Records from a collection
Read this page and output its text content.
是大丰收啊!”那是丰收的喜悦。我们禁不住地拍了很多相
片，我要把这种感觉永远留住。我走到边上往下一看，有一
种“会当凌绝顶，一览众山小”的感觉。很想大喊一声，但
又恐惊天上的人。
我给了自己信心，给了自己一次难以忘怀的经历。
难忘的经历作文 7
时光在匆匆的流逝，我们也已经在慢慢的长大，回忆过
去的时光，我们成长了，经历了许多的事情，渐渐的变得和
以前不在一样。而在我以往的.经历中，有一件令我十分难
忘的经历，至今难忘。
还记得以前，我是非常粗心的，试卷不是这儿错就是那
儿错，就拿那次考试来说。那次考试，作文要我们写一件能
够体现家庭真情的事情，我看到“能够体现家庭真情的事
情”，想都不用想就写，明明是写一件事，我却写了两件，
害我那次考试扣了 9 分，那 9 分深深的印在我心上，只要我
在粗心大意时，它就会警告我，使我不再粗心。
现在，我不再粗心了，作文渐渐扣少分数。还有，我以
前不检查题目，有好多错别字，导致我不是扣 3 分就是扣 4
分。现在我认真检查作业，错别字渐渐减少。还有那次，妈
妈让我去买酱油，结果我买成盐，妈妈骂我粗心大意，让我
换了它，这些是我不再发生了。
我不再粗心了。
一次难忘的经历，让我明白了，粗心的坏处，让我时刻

— To do —
Copy down the material exactly as written.

— In response —
Read this page and output its text content.
是大丰收啊!”那是丰收的喜悦。我们禁不住地拍了很多相
片，我要把这种感觉永远留住。我走到边上往下一看，有一
种“会当凌绝顶，一览众山小”的感觉。很想大喊一声，但
又恐惊天上的人。
我给了自己信心，给了自己一次难以忘怀的经历。
难忘的经历作文 7
时光在匆匆的流逝，我们也已经在慢慢的长大，回忆过
去的时光，我们成长了，经历了许多的事情，渐渐的变得和
以前不在一样。而在我以往的.经历中，有一件令我十分难
忘的经历，至今难忘。
还记得以前，我是非常粗心的，试卷不是这儿错就是那
儿错，就拿那次考试来说。那次考试，作文要我们写一件能
够体现家庭真情的事情，我看到“能够体现家庭真情的事
情”，想都不用想就写，明明是写一件事，我却写了两件，
害我那次考试扣了 9 分，那 9 分深深的印在我心上，只要我
在粗心大意时，它就会警告我，使我不再粗心。
现在，我不再粗心了，作文渐渐扣少分数。还有，我以
前不检查题目，有好多错别字，导致我不是扣 3 分就是扣 4
分。现在我认真检查作业，错别字渐渐减少。还有那次，妈
妈让我去买酱油，结果我买成盐，妈妈骂我粗心大意，让我
换了它，这些是我不再发生了。
我不再粗心了。
一次难忘的经历，让我明白了，粗心的坏处，让我时刻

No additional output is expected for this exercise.